→ Objective: Locate and copy all lines bearing the word "diciembre".

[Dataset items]

□ □ □ □ □ □ □

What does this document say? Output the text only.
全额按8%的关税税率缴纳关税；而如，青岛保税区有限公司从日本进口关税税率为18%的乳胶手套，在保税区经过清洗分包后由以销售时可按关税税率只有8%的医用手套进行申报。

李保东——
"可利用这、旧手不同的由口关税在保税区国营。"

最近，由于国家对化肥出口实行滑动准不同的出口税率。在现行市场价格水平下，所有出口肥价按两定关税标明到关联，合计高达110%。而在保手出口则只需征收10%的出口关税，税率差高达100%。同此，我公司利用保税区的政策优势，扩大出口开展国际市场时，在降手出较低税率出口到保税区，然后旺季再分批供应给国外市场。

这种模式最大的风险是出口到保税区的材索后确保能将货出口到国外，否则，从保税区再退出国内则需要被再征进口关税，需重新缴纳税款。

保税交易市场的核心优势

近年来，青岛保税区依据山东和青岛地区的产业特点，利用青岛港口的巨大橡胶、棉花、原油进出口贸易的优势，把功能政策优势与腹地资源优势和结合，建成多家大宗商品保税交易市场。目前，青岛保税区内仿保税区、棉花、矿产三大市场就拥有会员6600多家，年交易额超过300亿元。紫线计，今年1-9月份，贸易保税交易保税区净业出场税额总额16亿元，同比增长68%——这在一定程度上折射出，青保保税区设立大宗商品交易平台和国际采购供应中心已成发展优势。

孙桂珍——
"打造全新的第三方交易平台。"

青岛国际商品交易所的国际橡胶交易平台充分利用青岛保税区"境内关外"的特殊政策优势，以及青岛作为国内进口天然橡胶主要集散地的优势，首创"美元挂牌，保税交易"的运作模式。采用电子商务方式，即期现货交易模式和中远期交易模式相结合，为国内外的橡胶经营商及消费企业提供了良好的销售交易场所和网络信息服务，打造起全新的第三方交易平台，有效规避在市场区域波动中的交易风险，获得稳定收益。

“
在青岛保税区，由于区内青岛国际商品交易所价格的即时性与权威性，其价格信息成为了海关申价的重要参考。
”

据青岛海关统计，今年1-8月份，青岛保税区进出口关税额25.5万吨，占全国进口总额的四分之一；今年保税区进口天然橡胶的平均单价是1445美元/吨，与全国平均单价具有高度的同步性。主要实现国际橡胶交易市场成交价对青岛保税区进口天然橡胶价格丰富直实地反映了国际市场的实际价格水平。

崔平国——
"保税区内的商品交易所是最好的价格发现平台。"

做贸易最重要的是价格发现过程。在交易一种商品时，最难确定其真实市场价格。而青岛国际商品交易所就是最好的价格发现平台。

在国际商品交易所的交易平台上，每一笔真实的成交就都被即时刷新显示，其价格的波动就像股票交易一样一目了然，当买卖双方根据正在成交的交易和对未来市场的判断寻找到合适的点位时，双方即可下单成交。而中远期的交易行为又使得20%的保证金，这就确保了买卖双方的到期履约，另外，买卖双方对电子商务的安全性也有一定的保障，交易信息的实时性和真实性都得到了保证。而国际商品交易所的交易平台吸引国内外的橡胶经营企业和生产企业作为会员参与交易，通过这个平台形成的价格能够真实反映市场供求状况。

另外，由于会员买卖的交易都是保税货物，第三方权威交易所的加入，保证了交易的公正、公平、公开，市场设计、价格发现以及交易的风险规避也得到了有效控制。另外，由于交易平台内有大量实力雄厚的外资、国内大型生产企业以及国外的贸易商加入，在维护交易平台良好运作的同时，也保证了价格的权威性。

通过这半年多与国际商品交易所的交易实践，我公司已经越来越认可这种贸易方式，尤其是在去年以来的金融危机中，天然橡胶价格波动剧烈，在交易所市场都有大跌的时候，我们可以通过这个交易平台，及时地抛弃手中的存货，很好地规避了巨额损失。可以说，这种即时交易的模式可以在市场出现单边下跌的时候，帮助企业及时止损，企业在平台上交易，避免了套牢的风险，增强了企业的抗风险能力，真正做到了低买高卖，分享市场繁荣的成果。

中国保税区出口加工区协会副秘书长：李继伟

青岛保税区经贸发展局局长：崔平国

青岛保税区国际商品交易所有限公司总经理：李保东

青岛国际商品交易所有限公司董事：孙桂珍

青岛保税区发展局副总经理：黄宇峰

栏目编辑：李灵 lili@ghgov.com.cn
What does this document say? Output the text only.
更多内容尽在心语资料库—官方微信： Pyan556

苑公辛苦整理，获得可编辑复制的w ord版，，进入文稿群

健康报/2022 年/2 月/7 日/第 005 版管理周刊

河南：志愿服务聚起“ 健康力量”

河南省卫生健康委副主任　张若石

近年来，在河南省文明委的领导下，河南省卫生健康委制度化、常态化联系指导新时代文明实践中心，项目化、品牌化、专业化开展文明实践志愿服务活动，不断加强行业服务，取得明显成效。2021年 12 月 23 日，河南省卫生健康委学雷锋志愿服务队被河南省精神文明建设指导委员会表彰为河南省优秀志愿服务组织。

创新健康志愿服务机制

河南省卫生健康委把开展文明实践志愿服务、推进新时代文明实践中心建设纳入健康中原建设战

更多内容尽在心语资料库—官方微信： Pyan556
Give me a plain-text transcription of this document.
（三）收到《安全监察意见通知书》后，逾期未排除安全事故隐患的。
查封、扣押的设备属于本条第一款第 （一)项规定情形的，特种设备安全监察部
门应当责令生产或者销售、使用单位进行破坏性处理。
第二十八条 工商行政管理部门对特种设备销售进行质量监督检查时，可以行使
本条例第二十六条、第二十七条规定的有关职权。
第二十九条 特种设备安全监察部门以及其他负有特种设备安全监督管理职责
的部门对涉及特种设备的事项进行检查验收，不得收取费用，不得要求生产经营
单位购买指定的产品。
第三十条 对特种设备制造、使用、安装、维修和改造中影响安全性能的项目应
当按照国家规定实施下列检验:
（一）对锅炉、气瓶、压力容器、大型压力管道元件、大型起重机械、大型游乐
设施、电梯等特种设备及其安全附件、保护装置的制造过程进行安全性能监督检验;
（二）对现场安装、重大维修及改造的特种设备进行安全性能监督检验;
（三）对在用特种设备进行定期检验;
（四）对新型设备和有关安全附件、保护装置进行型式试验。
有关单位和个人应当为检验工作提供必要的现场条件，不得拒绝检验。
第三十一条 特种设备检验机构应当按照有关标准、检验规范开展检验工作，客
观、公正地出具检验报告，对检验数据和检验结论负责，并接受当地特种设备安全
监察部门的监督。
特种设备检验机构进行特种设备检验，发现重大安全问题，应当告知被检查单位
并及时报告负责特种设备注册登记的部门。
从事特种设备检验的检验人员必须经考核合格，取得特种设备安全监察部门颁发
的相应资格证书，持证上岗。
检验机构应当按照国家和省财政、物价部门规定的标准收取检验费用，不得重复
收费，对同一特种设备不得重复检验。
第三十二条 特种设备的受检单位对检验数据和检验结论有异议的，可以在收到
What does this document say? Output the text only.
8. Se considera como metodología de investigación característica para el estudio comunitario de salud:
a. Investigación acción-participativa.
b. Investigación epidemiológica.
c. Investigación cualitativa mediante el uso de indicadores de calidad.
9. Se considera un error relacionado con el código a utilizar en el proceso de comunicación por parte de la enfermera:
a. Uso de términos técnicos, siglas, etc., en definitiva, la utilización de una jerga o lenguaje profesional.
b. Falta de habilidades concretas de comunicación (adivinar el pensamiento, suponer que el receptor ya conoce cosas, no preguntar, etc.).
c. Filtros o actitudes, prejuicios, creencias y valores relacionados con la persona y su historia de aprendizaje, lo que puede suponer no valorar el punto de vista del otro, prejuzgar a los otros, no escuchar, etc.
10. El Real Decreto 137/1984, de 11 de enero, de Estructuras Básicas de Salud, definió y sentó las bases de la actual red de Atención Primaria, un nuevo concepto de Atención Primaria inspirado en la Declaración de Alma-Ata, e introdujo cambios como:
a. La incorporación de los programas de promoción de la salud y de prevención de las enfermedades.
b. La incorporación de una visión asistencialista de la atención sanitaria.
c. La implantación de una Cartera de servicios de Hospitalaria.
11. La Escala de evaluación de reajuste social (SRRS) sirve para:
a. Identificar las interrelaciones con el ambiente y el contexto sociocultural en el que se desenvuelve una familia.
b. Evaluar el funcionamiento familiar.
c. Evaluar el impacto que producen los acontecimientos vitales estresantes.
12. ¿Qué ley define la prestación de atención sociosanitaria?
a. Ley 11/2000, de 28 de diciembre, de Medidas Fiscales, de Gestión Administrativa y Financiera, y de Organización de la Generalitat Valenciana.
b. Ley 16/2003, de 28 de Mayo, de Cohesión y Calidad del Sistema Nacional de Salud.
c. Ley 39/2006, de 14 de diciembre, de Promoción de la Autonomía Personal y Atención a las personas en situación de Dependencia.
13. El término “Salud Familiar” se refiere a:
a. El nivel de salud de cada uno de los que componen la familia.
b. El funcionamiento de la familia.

□ □ □ □ □ □ □

→ Finished answer:
a. Ley 11/2000, de 28 de diciembre, de Medidas Fiscales, de Gestión Administrativa y Financiera, y de Organización de la Generalitat Valenciana.
c. Ley 39/2006, de 14 de diciembre, de Promoción de la Autonomía Personal y Atención a las personas en situación de Dependencia.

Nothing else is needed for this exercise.